EXERCISE BRIEF
Reproduce every entry in the listing without alteration.
────────
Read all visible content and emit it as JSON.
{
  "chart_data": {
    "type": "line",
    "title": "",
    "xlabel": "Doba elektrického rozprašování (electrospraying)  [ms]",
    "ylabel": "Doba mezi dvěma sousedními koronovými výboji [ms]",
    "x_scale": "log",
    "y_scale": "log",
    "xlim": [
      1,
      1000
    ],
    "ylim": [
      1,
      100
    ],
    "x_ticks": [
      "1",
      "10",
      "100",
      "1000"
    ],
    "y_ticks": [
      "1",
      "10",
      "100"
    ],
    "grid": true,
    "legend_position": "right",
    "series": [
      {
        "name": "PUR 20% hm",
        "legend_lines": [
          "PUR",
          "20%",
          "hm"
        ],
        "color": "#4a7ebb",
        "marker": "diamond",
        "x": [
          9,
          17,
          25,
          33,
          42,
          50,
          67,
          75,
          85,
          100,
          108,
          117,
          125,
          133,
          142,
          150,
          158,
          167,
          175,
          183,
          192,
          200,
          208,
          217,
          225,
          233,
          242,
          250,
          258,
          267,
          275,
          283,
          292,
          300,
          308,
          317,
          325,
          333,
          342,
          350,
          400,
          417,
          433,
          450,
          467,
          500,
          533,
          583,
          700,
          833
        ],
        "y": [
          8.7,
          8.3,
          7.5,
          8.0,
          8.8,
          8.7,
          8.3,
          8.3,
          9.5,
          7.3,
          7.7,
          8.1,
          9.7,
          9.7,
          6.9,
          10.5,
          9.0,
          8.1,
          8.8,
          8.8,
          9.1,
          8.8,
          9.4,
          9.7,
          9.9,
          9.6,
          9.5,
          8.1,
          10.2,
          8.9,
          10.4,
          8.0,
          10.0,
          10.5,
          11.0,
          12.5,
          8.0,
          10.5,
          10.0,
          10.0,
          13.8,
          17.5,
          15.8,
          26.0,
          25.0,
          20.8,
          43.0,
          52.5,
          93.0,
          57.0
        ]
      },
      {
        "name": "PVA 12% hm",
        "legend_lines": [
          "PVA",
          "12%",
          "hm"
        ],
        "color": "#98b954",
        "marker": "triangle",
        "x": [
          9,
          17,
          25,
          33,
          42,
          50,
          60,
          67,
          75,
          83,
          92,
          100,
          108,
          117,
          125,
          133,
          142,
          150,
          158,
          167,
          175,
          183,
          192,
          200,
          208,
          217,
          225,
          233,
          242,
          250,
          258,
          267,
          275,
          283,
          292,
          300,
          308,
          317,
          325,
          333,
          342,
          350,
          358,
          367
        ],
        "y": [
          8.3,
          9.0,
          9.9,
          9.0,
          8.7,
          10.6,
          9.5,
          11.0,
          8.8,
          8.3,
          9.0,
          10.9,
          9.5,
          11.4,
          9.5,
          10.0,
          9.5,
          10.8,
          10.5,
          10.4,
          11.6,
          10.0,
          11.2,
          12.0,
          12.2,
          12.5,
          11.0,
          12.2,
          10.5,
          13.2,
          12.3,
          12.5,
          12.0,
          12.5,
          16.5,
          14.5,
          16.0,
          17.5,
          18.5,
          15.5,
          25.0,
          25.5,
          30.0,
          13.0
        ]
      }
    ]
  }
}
────────
FULL RESPONSE
Read all visible content and emit it as JSON.
{
  "chart_data": {
    "type": "line",
    "title": "",
    "xlabel": "Doba elektrického rozprašování (electrospraying)  [ms]",
    "ylabel": "Doba mezi dvěma sousedními koronovými výboji [ms]",
    "x_scale": "log",
    "y_scale": "log",
    "xlim": [
      1,
      1000
    ],
    "ylim": [
      1,
      100
    ],
    "x_ticks": [
      "1",
      "10",
      "100",
      "1000"
    ],
    "y_ticks": [
      "1",
      "10",
      "100"
    ],
    "grid": true,
    "legend_position": "right",
    "series": [
      {
        "name": "PUR 20% hm",
        "legend_lines": [
          "PUR",
          "20%",
          "hm"
        ],
        "color": "#4a7ebb",
        "marker": "diamond",
        "x": [
          9,
          17,
          25,
          33,
          42,
          50,
          67,
          75,
          85,
          100,
          108,
          117,
          125,
          133,
          142,
          150,
          158,
          167,
          175,
          183,
          192,
          200,
          208,
          217,
          225,
          233,
          242,
          250,
          258,
          267,
          275,
          283,
          292,
          300,
          308,
          317,
          325,
          333,
          342,
          350,
          400,
          417,
          433,
          450,
          467,
          500,
          533,
          583,
          700,
          833
        ],
        "y": [
          8.7,
          8.3,
          7.5,
          8.0,
          8.8,
          8.7,
          8.3,
          8.3,
          9.5,
          7.3,
          7.7,
          8.1,
          9.7,
          9.7,
          6.9,
          10.5,
          9.0,
          8.1,
          8.8,
          8.8,
          9.1,
          8.8,
          9.4,
          9.7,
          9.9,
          9.6,
          9.5,
          8.1,
          10.2,
          8.9,
          10.4,
          8.0,
          10.0,
          10.5,
          11.0,
          12.5,
          8.0,
          10.5,
          10.0,
          10.0,
          13.8,
          17.5,
          15.8,
          26.0,
          25.0,
          20.8,
          43.0,
          52.5,
          93.0,
          57.0
        ]
      },
      {
        "name": "PVA 12% hm",
        "legend_lines": [
          "PVA",
          "12%",
          "hm"
        ],
        "color": "#98b954",
        "marker": "triangle",
        "x": [
          9,
          17,
          25,
          33,
          42,
          50,
          60,
          67,
          75,
          83,
          92,
          100,
          108,
          117,
          125,
          133,
          142,
          150,
          158,
          167,
          175,
          183,
          192,
          200,
          208,
          217,
          225,
          233,
          242,
          250,
          258,
          267,
          275,
          283,
          292,
          300,
          308,
          317,
          325,
          333,
          342,
          350,
          358,
          367
        ],
        "y": [
          8.3,
          9.0,
          9.9,
          9.0,
          8.7,
          10.6,
          9.5,
          11.0,
          8.8,
          8.3,
          9.0,
          10.9,
          9.5,
          11.4,
          9.5,
          10.0,
          9.5,
          10.8,
          10.5,
          10.4,
          11.6,
          10.0,
          11.2,
          12.0,
          12.2,
          12.5,
          11.0,
          12.2,
          10.5,
          13.2,
          12.3,
          12.5,
          12.0,
          12.5,
          16.5,
          14.5,
          16.0,
          17.5,
          18.5,
          15.5,
          25.0,
          25.5,
          30.0,
          13.0
        ]
      }
    ]
  }
}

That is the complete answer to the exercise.